### EXERCISE REQUIREMENTS
Pick out every line below that contains the word "video", and copy each one in full. Case counts, so match capital and small letters exactly.

### ENTRIES PROVIDED
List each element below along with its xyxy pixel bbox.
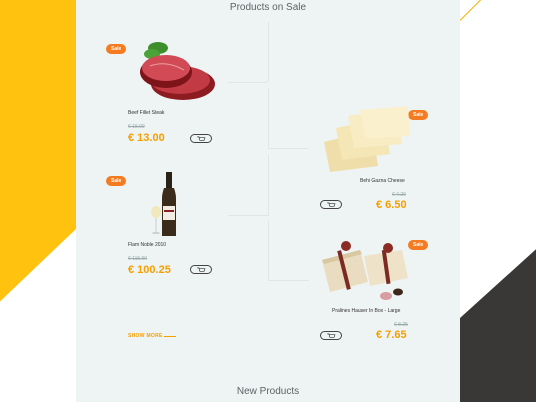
- connector-line: [268, 88, 309, 149]
- wine-bottle-image: [151, 172, 176, 236]
- product-name: Behi Gazna Cheese: [360, 178, 405, 184]
- cart-icon: [326, 333, 335, 338]
- show-more-underline: [164, 336, 176, 337]
- products-panel: Products on Sale Sale Beef Fillet Steak …: [76, 0, 460, 402]
- old-price: € 7.20: [392, 192, 406, 198]
- dark-decor: [456, 249, 536, 402]
- products-on-sale-title: Products on Sale: [229, 2, 307, 13]
- beef-steak-image: [140, 42, 215, 100]
- old-price: € 115.00: [128, 256, 148, 262]
- show-more-link[interactable]: SHOW MORE: [128, 333, 163, 339]
- connector-line: [228, 155, 269, 216]
- pralines-box-image: [322, 241, 408, 300]
- product-name: Pralines Hauser In Box - Large: [332, 308, 401, 314]
- connector-line: [228, 22, 269, 83]
- sale-price: € 13.00: [128, 132, 165, 144]
- add-to-cart-button[interactable]: [190, 265, 212, 274]
- connector-line: [268, 220, 309, 281]
- cart-icon: [326, 202, 335, 207]
- sale-badge: Sale: [106, 44, 127, 54]
- add-to-cart-button[interactable]: [320, 200, 342, 209]
- add-to-cart-button[interactable]: [190, 134, 212, 143]
- product-name: Flam Noble 2010: [128, 242, 167, 248]
- old-price: € 15.00: [128, 124, 145, 130]
- sale-price: € 7.65: [376, 329, 407, 341]
- cart-icon: [196, 136, 205, 141]
- cheese-image: [324, 106, 410, 172]
- cart-icon: [196, 267, 205, 272]
- add-to-cart-button[interactable]: [320, 331, 342, 340]
- product-name: Beef Fillet Steak: [128, 110, 165, 116]
- yellow-decor: [0, 0, 80, 302]
- sale-badge: Sale: [106, 176, 127, 186]
- new-products-title: New Products: [236, 386, 300, 397]
- sale-price: € 6.50: [376, 199, 407, 211]
- old-price: € 8.25: [394, 322, 408, 328]
- accent-line-decor: [459, 0, 483, 21]
- sale-price: € 100.25: [128, 264, 171, 276]
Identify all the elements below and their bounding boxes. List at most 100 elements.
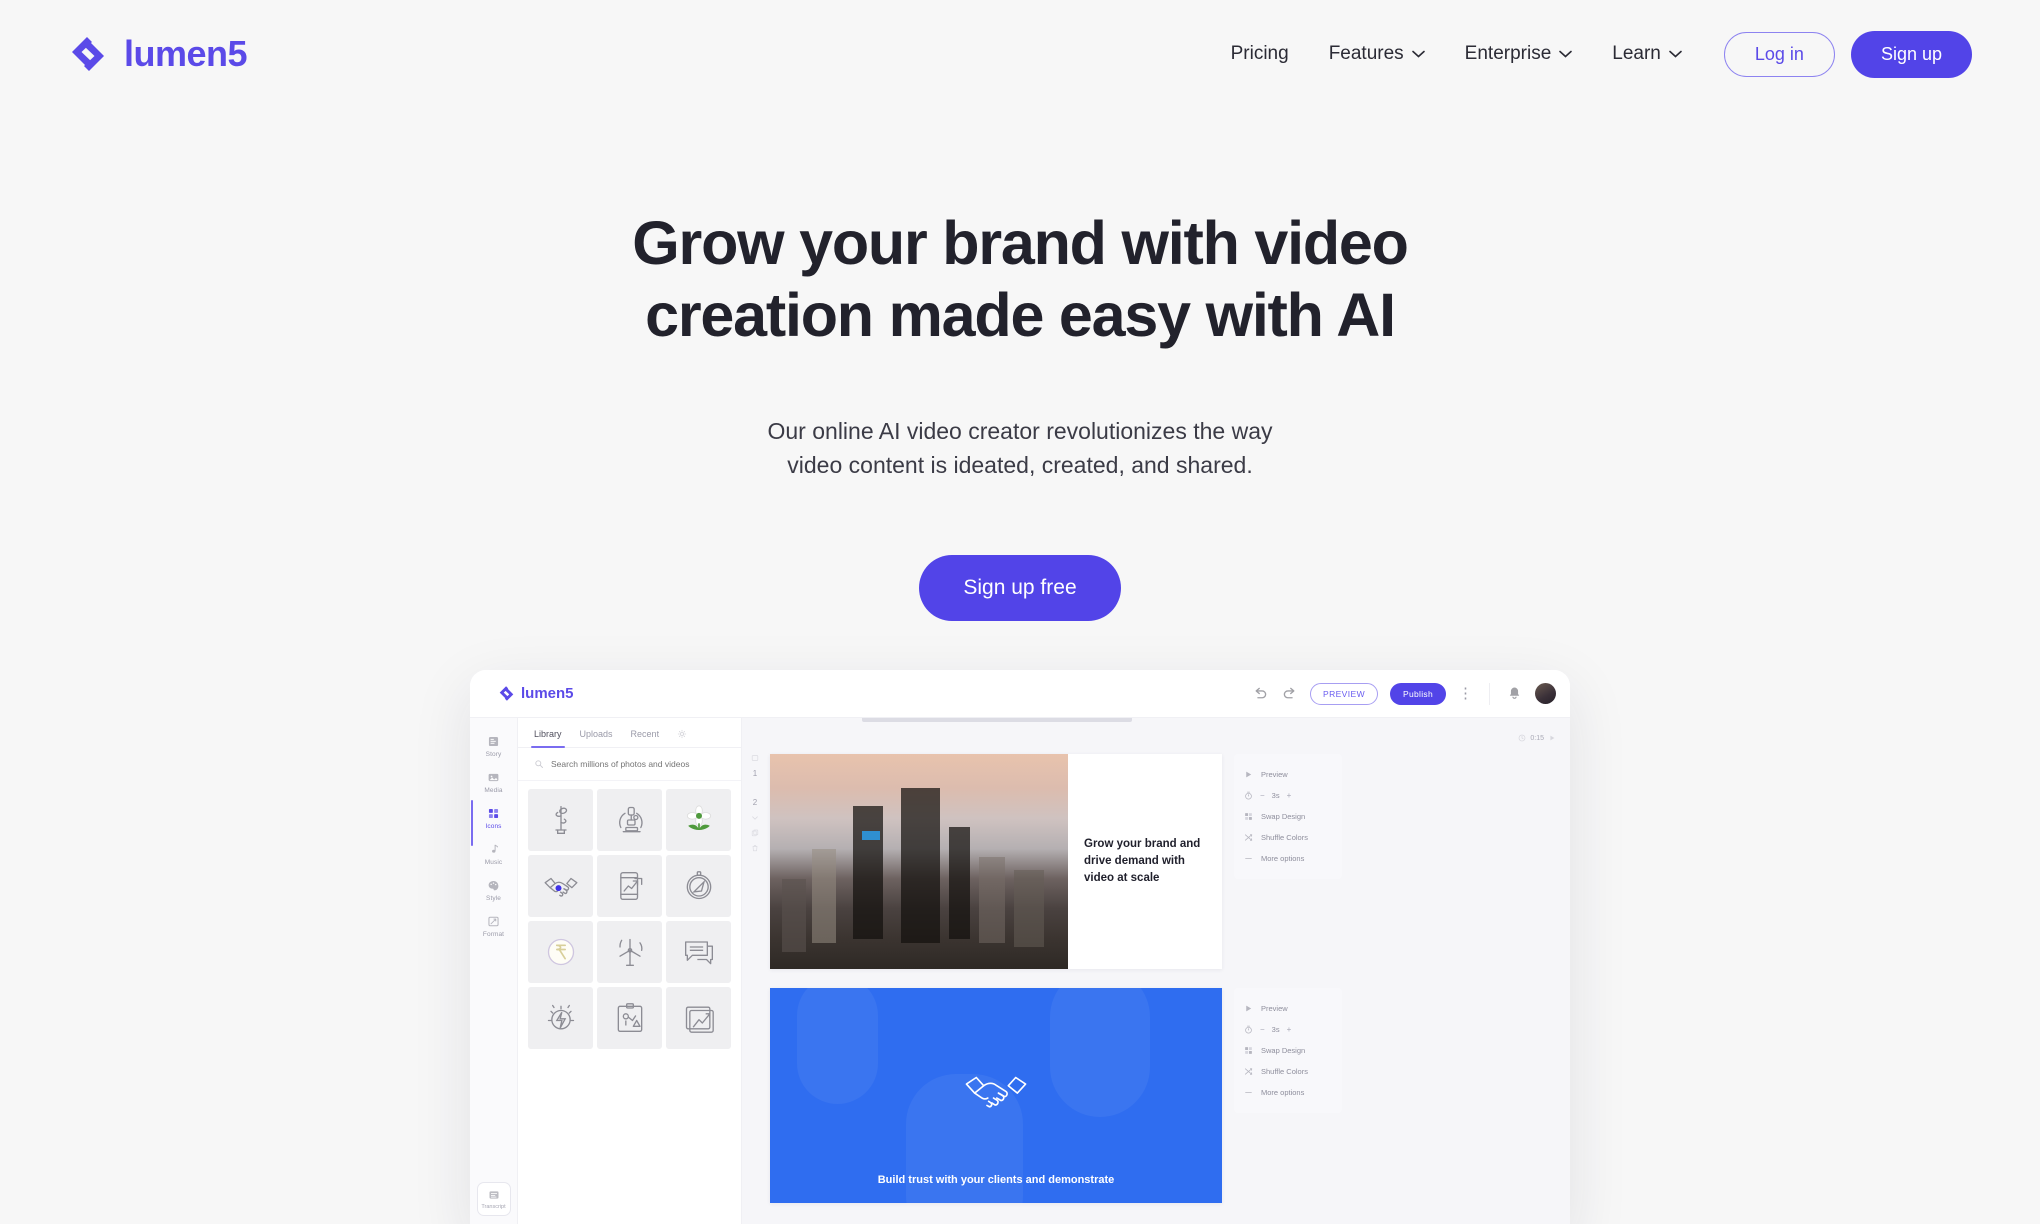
more-menu-icon[interactable]: ⋮ [1458,686,1473,701]
ctx-shuffle-colors[interactable]: Shuffle Colors [1234,827,1342,848]
shuffle-colors-icon [1244,834,1253,841]
icon-cell-wind-turbine[interactable] [597,921,662,983]
ctx-swap-design[interactable]: Swap Design [1234,806,1342,827]
nav-item-learn[interactable]: Learn [1592,43,1702,65]
ctx-swap-design[interactable]: Swap Design [1234,1040,1342,1061]
tab-library[interactable]: Library [531,729,564,748]
brand-logo[interactable]: lumen5 [68,33,248,75]
icon-cell-caduceus[interactable] [528,789,593,851]
play-icon[interactable] [1548,734,1556,742]
duration-increase-button[interactable]: + [1287,791,1292,800]
ctx-shuffle-colors[interactable]: Shuffle Colors [1234,1061,1342,1082]
page-title: Grow your brand with video creation made… [0,208,2040,352]
microscope-icon [618,806,643,833]
icon-cell-compass[interactable] [666,855,731,917]
hero-sub-line-1: Our online AI video creator revolutioniz… [767,417,1273,444]
signup-button[interactable]: Sign up [1850,30,1972,78]
sidebar-item-icons[interactable]: Icons [470,800,516,846]
wind-turbine-icon [618,938,642,966]
sidebar-label: Style [486,895,501,902]
editor-body: Story Media Icons Music Style Format Tra… [470,718,1570,1224]
scene-photo-city-skyline [770,754,1068,969]
tab-uploads[interactable]: Uploads [580,729,613,747]
icon-cell-handshake[interactable] [528,855,593,917]
sidebar-item-transcript[interactable]: Transcript [476,1182,511,1216]
ctx-more-options[interactable]: More options [1234,848,1342,869]
timer-icon [1245,791,1252,800]
nav-item-pricing[interactable]: Pricing [1211,43,1309,65]
ctx-label: More options [1261,1088,1305,1097]
duration-decrease-button[interactable]: − [1260,791,1265,800]
avatar[interactable] [1535,683,1556,704]
library-panel: Library Uploads Recent [518,718,742,1224]
nav-label: Features [1328,43,1404,64]
format-crop-icon [488,916,499,927]
sidebar-label: Music [484,859,503,866]
clock-icon [1519,734,1526,742]
notification-bell-icon[interactable] [1506,685,1523,702]
icon-cell-solar-energy[interactable] [528,987,593,1049]
scene-text-block[interactable]: Grow your brand and drive demand with vi… [1068,754,1222,969]
scene-headline: Grow your brand and drive demand with vi… [1084,838,1201,884]
sidebar-item-story[interactable]: Story [472,728,516,764]
landing-page: lumen5 Pricing Features Enterprise Learn… [0,0,2040,1224]
chevron-down-icon [1411,50,1425,58]
icon-cell-phone-growth[interactable] [597,855,662,917]
tab-recent[interactable]: Recent [631,729,660,747]
ctx-preview[interactable]: Preview [1234,764,1342,785]
timer-icon [1245,1025,1252,1034]
scene-card-photo-text[interactable]: Grow your brand and drive demand with vi… [770,754,1222,969]
sidebar-label: Format [482,931,505,938]
icons-grid-icon [488,808,499,819]
preview-button[interactable]: PREVIEW [1310,682,1379,705]
lumen5-diamond-logo-icon [499,686,514,701]
icon-cell-rupee-coin[interactable] [528,921,593,983]
ctx-preview[interactable]: Preview [1234,998,1342,1019]
nav-item-enterprise[interactable]: Enterprise [1445,43,1593,65]
solar-energy-icon [547,1004,574,1030]
icon-cell-speech-bubbles[interactable] [666,921,731,983]
login-button[interactable]: Log in [1723,31,1835,77]
more-options-icon [1245,858,1252,859]
signup-free-button[interactable]: Sign up free [919,554,1121,621]
search-input[interactable] [551,759,725,769]
scene-2[interactable]: Build trust with your clients and demons… [770,988,1342,1203]
scene-gutter-1: 1 [751,744,759,788]
ctx-more-options[interactable]: More options [1234,1082,1342,1103]
icon-cell-flower[interactable] [666,789,731,851]
app-mockup: lumen5 PREVIEW Publish ⋮ Story Media Ico… [470,670,1570,1224]
duration-decrease-button[interactable]: − [1260,1025,1265,1034]
nav-item-features[interactable]: Features [1309,43,1445,65]
sidebar-item-style[interactable]: Style [472,872,516,908]
duration-increase-button[interactable]: + [1287,1025,1292,1034]
gear-icon[interactable] [677,729,687,739]
framed-chart-icon [685,1006,714,1033]
sidebar-item-music[interactable]: Music [472,836,516,872]
nav-label: Learn [1612,43,1661,64]
chevron-down-icon[interactable] [751,814,759,822]
search-bar[interactable] [518,748,741,781]
redo-arrow-icon[interactable] [1281,685,1298,702]
icon-cell-framed-chart[interactable] [666,987,731,1049]
delete-icon[interactable] [751,844,759,852]
scene-gutter: 1 2 [742,744,768,862]
publish-button[interactable]: Publish [1390,682,1446,705]
storyboard-canvas: 0:15 1 2 Grow your brand and drive deman… [742,718,1570,1224]
editor-brand[interactable]: lumen5 [484,685,574,702]
sidebar-item-media[interactable]: Media [472,764,516,800]
sidebar-item-format[interactable]: Format [472,908,516,944]
scene-progress-strip [862,718,1132,722]
ctx-duration: − 3s + [1234,1019,1342,1040]
copy-icon[interactable] [751,829,759,837]
scene-1[interactable]: Grow your brand and drive demand with vi… [770,754,1342,969]
scene-number: 2 [752,798,758,807]
icon-cell-clipboard-analytics[interactable] [597,987,662,1049]
scene-thumb-icon[interactable] [751,754,759,762]
transcript-icon [489,1191,498,1199]
icon-cell-microscope[interactable] [597,789,662,851]
ctx-label: Shuffle Colors [1261,833,1308,842]
undo-arrow-icon[interactable] [1252,685,1269,702]
scene-context-menu-2: Preview − 3s + Swap Design Shuffle Color… [1234,988,1342,1113]
scene-card-blue[interactable]: Build trust with your clients and demons… [770,988,1222,1203]
style-paint-icon [488,880,499,891]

### SOLVED EXERCISE
page-title: Grow your brand with video creation made… [0,208,2040,352]
hero-sub-line-1: Our online AI video creator revolutioniz… [767,417,1273,444]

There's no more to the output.